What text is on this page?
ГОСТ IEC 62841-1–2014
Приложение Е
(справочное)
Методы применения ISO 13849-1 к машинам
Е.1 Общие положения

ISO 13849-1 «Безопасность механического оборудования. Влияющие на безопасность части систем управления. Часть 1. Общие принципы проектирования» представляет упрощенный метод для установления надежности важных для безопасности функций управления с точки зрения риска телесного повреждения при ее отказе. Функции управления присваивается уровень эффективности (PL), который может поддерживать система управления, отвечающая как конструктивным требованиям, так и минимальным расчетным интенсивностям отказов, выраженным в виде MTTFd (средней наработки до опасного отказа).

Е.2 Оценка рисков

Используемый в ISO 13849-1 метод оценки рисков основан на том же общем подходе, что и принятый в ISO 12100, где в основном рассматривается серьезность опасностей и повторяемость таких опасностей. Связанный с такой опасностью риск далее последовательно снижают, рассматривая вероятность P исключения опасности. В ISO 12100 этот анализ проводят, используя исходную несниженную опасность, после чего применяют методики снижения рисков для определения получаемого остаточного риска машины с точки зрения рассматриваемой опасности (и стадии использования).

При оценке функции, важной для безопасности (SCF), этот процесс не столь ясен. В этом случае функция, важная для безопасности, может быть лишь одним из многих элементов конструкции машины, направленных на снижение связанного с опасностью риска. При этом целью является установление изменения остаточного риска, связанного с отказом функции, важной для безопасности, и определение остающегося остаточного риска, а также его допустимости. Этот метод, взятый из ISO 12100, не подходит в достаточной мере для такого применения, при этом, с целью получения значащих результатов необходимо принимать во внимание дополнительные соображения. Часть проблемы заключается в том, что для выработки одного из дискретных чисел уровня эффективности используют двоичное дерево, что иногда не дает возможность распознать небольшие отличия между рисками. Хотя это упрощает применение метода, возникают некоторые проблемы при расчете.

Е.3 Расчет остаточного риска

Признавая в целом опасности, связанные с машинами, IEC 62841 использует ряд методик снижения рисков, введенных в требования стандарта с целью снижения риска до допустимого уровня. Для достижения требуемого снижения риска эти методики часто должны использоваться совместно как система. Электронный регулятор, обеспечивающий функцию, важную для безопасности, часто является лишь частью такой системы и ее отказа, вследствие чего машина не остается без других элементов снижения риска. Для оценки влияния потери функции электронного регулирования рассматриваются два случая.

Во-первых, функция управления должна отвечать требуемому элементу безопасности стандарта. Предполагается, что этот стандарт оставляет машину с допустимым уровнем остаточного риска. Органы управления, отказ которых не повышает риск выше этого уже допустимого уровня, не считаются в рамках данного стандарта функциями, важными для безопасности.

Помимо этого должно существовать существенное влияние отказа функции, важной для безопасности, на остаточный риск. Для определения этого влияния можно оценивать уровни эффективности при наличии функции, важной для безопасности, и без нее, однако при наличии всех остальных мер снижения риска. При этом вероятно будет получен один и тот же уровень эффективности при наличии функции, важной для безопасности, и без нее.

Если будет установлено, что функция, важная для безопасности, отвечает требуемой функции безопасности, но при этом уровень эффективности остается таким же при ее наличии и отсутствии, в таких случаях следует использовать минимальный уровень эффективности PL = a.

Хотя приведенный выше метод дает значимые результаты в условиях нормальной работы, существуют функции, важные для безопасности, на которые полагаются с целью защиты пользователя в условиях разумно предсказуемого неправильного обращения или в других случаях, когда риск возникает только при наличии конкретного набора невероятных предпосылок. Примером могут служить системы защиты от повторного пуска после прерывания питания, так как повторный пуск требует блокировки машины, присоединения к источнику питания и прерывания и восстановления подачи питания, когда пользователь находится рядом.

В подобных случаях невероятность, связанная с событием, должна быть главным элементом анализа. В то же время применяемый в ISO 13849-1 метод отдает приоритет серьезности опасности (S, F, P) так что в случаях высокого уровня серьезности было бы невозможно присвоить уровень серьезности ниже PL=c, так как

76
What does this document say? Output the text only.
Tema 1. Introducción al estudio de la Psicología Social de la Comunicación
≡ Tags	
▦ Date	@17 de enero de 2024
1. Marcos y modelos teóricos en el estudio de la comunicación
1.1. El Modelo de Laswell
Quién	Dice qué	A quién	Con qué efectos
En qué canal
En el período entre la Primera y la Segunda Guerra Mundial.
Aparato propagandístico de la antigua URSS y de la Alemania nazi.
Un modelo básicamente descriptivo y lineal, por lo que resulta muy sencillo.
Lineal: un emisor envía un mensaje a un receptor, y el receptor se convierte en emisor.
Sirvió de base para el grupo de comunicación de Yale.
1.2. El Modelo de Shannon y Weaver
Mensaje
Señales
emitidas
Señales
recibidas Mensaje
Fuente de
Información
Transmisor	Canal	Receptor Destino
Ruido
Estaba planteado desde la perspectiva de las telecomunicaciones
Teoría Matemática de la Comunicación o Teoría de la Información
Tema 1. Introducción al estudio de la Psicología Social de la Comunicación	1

------------------------------------

What the task asks
Look through the entries above; copy each line where the string "estudio" appears.

Final result
Tema 1. Introducción al estudio de la Psicología Social de la Comunicación
1. Marcos y modelos teóricos en el estudio de la comunicación
Tema 1. Introducción al estudio de la Psicología Social de la Comunicación	1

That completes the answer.